Work to be completed. Where a line contains the string "paraphrasing", copy that line.

Records supplied.
## START

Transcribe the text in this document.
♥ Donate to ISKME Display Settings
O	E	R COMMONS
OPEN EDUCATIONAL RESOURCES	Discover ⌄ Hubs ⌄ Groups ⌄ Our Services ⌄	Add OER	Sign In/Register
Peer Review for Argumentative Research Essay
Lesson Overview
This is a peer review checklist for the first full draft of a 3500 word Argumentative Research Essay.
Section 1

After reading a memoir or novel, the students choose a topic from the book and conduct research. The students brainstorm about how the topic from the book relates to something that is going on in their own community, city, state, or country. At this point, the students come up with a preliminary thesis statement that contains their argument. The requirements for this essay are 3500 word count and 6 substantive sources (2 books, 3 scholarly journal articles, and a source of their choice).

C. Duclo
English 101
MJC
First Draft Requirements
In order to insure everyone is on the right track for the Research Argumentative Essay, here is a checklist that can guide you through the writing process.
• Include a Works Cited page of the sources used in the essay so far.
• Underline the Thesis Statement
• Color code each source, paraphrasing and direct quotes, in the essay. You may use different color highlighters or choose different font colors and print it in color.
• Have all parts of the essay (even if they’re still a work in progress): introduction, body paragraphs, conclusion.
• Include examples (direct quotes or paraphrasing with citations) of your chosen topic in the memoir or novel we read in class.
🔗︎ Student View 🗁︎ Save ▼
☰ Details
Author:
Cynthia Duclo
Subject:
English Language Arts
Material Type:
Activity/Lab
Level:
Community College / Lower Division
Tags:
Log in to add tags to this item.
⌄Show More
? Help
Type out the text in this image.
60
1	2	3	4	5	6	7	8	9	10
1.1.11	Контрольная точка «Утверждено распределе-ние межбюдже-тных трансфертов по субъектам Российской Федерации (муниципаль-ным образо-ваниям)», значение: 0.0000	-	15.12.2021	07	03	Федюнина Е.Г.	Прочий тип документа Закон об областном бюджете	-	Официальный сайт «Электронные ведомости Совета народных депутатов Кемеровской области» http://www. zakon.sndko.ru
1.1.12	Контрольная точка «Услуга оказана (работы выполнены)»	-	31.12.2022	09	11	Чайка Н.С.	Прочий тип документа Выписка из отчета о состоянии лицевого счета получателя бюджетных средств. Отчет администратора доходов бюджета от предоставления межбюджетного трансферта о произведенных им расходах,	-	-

## END

Written answer.
• Color code each source, paraphrasing and direct quotes, in the essay. You may use different color highlighters or choose different font colors and print it in color.
• Include examples (direct quotes or paraphrasing with citations) of your chosen topic in the memoir or novel we read in class.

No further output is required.